--- Task brief ---
Write out the material below again, unchanged.

::::::::

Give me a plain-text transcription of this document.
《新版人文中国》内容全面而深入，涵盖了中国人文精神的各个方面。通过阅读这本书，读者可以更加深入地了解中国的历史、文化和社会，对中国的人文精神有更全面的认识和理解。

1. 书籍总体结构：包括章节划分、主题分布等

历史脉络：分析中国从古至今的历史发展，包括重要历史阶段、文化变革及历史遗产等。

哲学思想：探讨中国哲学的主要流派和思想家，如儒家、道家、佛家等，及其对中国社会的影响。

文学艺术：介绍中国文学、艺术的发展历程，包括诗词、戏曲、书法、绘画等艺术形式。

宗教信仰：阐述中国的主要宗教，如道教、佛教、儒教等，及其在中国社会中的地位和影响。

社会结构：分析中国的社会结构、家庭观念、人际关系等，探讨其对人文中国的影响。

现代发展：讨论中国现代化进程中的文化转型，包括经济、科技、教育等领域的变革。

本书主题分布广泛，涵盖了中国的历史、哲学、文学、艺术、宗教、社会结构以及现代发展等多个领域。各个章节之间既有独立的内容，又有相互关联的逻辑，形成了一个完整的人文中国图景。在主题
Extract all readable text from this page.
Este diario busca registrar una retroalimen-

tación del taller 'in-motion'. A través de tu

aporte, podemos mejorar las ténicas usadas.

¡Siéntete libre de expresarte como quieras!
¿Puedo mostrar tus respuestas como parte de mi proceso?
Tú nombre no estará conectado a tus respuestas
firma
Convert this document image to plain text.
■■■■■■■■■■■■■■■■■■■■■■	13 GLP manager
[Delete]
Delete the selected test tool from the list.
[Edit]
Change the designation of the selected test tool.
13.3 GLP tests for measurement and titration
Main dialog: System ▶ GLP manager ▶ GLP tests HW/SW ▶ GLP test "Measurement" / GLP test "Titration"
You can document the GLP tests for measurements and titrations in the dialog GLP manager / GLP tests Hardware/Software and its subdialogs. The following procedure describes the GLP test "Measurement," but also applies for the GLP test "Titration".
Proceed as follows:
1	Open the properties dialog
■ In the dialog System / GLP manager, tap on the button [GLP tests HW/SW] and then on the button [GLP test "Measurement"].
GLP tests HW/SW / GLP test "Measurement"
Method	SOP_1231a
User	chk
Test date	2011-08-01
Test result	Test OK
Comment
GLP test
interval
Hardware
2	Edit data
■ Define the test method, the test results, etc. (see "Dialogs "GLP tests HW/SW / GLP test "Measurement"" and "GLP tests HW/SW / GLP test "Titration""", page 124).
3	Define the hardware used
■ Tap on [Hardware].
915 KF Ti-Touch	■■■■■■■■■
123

::::::::

--- Exercise result ---
Give me a plain-text transcription of this document.
《新版人文中国》内容全面而深入，涵盖了中国人文精神的各个方面。通过阅读这本书，读者可以更加深入地了解中国的历史、文化和社会，对中国的人文精神有更全面的认识和理解。

1. 书籍总体结构：包括章节划分、主题分布等

历史脉络：分析中国从古至今的历史发展，包括重要历史阶段、文化变革及历史遗产等。

哲学思想：探讨中国哲学的主要流派和思想家，如儒家、道家、佛家等，及其对中国社会的影响。

文学艺术：介绍中国文学、艺术的发展历程，包括诗词、戏曲、书法、绘画等艺术形式。

宗教信仰：阐述中国的主要宗教，如道教、佛教、儒教等，及其在中国社会中的地位和影响。

社会结构：分析中国的社会结构、家庭观念、人际关系等，探讨其对人文中国的影响。

现代发展：讨论中国现代化进程中的文化转型，包括经济、科技、教育等领域的变革。

本书主题分布广泛，涵盖了中国的历史、哲学、文学、艺术、宗教、社会结构以及现代发展等多个领域。各个章节之间既有独立的内容，又有相互关联的逻辑，形成了一个完整的人文中国图景。在主题
Extract all readable text from this page.
Este diario busca registrar una retroalimen-

tación del taller 'in-motion'. A través de tu

aporte, podemos mejorar las ténicas usadas.

¡Siéntete libre de expresarte como quieras!
¿Puedo mostrar tus respuestas como parte de mi proceso?
Tú nombre no estará conectado a tus respuestas
firma
Convert this document image to plain text.
■■■■■■■■■■■■■■■■■■■■■■	13 GLP manager
[Delete]
Delete the selected test tool from the list.
[Edit]
Change the designation of the selected test tool.
13.3 GLP tests for measurement and titration
Main dialog: System ▶ GLP manager ▶ GLP tests HW/SW ▶ GLP test "Measurement" / GLP test "Titration"
You can document the GLP tests for measurements and titrations in the dialog GLP manager / GLP tests Hardware/Software and its subdialogs. The following procedure describes the GLP test "Measurement," but also applies for the GLP test "Titration".
Proceed as follows:
1	Open the properties dialog
■ In the dialog System / GLP manager, tap on the button [GLP tests HW/SW] and then on the button [GLP test "Measurement"].
GLP tests HW/SW / GLP test "Measurement"
Method	SOP_1231a
User	chk
Test date	2011-08-01
Test result	Test OK
Comment
GLP test
interval
Hardware
2	Edit data
■ Define the test method, the test results, etc. (see "Dialogs "GLP tests HW/SW / GLP test "Measurement"" and "GLP tests HW/SW / GLP test "Titration""", page 124).
3	Define the hardware used
■ Tap on [Hardware].
915 KF Ti-Touch	■■■■■■■■■
123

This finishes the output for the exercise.